Data entries

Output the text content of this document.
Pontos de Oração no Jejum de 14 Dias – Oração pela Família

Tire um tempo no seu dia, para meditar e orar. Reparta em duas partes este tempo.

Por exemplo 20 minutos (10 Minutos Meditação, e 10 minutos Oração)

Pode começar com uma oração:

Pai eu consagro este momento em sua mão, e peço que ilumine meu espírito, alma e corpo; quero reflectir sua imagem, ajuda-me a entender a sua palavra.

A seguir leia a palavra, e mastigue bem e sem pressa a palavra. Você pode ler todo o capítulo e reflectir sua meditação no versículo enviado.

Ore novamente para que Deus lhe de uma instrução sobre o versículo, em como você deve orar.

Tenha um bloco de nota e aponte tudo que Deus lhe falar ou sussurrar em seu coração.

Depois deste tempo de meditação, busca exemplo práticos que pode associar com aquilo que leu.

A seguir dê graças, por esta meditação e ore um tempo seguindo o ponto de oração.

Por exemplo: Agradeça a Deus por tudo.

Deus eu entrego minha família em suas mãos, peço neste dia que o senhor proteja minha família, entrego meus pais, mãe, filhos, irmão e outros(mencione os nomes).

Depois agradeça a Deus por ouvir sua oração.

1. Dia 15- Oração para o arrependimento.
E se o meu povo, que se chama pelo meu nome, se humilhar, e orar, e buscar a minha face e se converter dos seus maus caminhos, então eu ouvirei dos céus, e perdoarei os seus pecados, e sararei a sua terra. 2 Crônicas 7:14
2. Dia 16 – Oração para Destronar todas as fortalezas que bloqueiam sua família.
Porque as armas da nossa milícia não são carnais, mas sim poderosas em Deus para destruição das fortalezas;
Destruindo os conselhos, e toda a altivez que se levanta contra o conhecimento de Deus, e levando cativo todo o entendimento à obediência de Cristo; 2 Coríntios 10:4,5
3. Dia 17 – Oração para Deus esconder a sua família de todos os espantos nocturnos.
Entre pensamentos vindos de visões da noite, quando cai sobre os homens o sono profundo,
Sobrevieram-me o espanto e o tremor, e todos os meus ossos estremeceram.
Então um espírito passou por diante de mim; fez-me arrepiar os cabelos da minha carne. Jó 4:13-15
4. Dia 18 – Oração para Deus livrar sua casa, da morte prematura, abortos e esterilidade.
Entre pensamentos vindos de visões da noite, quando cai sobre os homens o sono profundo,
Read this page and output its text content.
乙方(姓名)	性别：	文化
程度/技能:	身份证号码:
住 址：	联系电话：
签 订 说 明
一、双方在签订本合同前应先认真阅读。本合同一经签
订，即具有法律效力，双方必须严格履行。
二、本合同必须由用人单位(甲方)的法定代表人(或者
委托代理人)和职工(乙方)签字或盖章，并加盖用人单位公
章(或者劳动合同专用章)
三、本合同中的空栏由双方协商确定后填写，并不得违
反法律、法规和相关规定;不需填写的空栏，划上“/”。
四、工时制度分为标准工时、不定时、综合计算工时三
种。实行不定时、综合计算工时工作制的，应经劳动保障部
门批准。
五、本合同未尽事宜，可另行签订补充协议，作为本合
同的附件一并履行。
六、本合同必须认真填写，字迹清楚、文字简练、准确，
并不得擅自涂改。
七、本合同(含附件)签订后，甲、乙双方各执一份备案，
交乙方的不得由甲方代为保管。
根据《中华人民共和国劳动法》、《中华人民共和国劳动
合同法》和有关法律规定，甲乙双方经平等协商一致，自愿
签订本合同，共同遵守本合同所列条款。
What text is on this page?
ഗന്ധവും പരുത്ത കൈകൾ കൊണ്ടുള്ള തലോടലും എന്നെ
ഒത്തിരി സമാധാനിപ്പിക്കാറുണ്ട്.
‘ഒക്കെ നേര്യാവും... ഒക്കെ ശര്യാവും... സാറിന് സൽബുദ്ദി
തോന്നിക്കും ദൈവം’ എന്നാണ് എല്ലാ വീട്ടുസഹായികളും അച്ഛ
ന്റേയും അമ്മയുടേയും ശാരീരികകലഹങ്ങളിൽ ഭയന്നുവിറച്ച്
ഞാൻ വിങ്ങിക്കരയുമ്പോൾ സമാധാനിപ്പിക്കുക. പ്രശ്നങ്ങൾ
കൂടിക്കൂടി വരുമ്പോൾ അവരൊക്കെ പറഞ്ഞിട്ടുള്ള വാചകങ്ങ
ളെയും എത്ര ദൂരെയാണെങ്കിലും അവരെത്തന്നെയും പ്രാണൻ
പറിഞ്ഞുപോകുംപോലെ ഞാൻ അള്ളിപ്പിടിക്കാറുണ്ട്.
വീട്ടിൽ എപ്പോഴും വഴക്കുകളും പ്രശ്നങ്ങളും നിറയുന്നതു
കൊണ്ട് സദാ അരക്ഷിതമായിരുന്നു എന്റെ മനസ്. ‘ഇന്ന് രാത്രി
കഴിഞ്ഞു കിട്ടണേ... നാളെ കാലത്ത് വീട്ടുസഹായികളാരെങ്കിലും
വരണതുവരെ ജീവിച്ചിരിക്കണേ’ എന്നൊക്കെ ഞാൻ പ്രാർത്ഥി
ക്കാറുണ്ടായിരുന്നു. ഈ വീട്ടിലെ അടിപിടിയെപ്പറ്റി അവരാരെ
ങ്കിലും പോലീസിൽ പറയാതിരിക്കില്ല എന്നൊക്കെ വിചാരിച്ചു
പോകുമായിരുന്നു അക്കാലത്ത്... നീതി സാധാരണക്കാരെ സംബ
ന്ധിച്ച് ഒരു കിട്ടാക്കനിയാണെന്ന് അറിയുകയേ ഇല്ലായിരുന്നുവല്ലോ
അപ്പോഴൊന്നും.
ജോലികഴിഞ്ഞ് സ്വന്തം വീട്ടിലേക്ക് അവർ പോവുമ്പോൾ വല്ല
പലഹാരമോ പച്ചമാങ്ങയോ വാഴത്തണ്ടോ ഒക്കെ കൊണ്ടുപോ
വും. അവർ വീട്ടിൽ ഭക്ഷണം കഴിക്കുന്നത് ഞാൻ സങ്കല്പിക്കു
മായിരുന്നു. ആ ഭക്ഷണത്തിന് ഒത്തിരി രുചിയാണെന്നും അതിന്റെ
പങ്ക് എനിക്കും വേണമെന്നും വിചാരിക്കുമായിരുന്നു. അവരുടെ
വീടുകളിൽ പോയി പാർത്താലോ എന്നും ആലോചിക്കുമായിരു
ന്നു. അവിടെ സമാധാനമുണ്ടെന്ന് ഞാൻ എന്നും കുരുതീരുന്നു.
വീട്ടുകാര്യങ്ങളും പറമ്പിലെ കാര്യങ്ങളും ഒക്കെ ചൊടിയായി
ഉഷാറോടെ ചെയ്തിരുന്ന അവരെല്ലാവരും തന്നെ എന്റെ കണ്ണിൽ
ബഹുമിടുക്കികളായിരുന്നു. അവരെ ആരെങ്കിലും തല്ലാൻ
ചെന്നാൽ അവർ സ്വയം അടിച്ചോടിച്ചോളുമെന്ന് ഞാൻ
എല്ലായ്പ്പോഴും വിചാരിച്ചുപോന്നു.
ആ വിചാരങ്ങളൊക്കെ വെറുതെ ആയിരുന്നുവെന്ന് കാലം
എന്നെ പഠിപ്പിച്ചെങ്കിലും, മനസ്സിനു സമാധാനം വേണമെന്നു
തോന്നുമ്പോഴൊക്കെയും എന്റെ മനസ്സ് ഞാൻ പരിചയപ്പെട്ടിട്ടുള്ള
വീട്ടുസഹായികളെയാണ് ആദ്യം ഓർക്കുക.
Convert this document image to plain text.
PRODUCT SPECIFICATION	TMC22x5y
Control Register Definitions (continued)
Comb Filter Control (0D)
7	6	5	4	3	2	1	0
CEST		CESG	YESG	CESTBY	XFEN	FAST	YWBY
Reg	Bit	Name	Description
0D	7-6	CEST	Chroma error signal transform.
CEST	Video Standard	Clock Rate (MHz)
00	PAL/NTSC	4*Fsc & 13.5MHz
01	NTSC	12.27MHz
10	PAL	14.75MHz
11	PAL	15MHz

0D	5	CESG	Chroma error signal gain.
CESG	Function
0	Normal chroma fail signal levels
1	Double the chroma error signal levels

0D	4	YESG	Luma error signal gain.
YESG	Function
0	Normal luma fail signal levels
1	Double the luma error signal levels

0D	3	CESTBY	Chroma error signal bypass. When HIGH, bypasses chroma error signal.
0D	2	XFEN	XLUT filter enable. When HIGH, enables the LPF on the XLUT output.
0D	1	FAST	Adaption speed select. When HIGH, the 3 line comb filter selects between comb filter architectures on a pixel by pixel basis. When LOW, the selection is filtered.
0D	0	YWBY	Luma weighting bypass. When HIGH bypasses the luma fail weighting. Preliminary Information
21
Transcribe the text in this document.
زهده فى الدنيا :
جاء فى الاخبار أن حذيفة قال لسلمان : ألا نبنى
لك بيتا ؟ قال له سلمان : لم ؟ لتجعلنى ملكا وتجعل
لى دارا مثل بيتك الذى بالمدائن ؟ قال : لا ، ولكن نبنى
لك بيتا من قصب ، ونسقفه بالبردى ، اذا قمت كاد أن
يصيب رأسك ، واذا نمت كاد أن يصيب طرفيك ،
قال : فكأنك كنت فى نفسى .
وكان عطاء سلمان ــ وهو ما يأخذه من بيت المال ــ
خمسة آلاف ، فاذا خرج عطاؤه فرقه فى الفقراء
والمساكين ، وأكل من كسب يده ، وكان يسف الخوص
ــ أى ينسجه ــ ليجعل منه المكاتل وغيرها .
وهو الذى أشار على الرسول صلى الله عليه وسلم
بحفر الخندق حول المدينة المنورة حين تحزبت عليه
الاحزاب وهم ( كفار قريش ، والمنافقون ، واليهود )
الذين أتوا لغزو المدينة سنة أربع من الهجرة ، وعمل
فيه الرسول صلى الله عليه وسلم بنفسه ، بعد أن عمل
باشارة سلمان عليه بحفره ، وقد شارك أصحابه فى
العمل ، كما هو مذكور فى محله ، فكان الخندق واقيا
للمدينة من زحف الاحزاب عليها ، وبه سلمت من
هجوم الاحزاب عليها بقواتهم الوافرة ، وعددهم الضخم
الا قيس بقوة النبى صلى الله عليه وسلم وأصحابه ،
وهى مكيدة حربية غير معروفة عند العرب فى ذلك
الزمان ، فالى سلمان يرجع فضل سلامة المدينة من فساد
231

■ Task objective
In the records above, locate the lines holding the word "المدينة". Copy each of them.

■ Solution to the exercise
بحفر الخندق حول المدينة المنورة حين تحزبت عليه
الذين أتوا لغزو المدينة سنة أربع من الهجرة ، وعمل
الزمان ، فالى سلمان يرجع فضل سلامة المدينة من فساد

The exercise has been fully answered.